Task goal
Could you repeat the material from the line with "834 352 848</box>" to the line with "params-header-row: Key Value", copying both of those lines and every line between them word for word?

[Element box annotations]
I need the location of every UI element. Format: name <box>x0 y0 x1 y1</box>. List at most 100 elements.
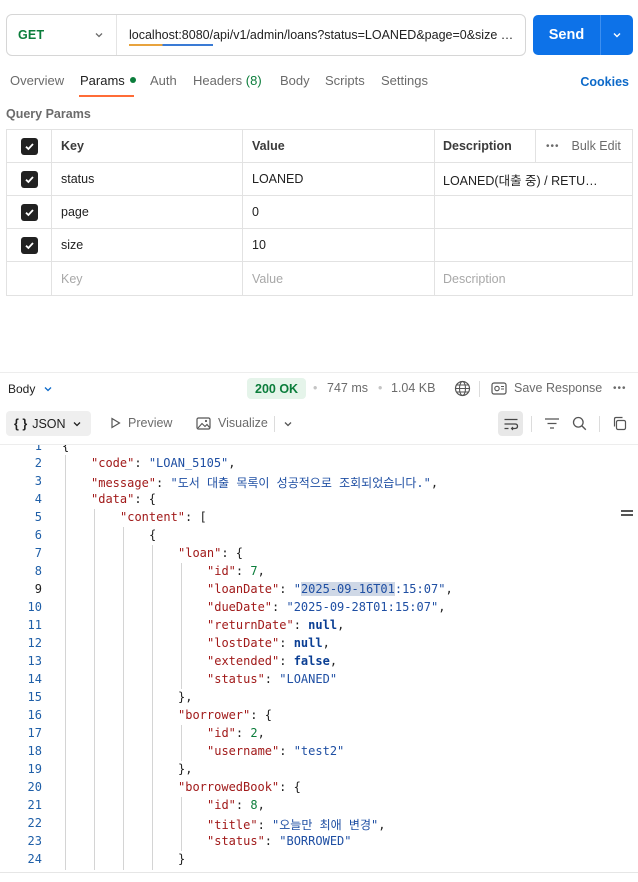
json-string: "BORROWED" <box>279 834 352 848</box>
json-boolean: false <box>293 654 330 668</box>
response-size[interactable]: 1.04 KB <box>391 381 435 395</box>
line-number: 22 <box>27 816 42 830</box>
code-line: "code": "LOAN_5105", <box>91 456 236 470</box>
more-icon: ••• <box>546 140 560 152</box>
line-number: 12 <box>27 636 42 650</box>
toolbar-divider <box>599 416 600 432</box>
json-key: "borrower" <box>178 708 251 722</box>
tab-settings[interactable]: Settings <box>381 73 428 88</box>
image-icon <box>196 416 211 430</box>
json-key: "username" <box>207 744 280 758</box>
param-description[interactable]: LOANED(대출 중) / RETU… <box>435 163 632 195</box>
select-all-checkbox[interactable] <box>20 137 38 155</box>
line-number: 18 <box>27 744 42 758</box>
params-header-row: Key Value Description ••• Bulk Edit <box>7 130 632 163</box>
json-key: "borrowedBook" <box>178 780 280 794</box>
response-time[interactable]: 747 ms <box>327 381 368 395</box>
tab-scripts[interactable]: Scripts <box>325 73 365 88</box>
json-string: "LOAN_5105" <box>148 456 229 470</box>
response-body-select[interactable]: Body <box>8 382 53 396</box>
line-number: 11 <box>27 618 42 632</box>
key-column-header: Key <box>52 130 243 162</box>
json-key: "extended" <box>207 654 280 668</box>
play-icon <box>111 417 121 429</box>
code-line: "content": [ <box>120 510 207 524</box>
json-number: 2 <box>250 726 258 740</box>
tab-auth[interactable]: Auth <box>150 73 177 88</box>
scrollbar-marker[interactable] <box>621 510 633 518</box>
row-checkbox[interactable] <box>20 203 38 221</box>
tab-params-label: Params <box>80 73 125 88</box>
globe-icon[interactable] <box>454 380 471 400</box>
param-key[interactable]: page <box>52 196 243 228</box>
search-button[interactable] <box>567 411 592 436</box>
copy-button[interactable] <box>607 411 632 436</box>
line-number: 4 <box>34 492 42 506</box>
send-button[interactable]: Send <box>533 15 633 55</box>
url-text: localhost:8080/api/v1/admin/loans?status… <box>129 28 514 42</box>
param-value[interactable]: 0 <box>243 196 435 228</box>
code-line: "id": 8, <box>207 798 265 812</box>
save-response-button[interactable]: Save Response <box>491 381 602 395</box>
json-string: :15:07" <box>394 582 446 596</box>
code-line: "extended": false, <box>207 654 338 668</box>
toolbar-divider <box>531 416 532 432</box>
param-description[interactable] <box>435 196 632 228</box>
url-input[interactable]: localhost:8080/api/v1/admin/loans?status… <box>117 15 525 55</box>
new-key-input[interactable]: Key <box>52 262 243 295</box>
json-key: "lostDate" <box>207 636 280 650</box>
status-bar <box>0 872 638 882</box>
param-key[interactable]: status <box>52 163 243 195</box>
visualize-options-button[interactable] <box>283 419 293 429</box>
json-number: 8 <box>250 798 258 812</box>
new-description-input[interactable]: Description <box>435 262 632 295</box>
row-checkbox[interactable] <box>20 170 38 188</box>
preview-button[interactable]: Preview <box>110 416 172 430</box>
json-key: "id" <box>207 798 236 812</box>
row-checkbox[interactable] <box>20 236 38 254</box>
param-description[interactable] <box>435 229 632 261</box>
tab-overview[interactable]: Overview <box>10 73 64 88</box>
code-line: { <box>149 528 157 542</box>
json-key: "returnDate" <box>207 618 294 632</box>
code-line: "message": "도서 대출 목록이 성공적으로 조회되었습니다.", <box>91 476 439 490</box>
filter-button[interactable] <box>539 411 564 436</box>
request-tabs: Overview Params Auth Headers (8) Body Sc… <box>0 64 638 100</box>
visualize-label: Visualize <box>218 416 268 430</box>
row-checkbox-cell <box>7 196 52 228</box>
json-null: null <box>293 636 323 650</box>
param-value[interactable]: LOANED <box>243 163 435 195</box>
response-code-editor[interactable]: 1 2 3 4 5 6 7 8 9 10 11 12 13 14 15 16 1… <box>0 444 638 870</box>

Full answer
json-string: "BORROWED" <box>279 834 352 848</box>
json-boolean: false <box>293 654 330 668</box>
response-size[interactable]: 1.04 KB <box>391 381 435 395</box>
line-number: 22 <box>27 816 42 830</box>
code-line: "code": "LOAN_5105", <box>91 456 236 470</box>
more-icon: ••• <box>546 140 560 152</box>
line-number: 12 <box>27 636 42 650</box>
toolbar-divider <box>599 416 600 432</box>
json-key: "borrower" <box>178 708 251 722</box>
tab-settings[interactable]: Settings <box>381 73 428 88</box>
image-icon <box>196 416 211 430</box>
json-key: "username" <box>207 744 280 758</box>
param-description[interactable]: LOANED(대출 중) / RETU… <box>435 163 632 195</box>
select-all-checkbox[interactable] <box>20 137 38 155</box>
line-number: 18 <box>27 744 42 758</box>
params-header-row: Key Value Description ••• Bulk Edit <box>7 130 632 163</box>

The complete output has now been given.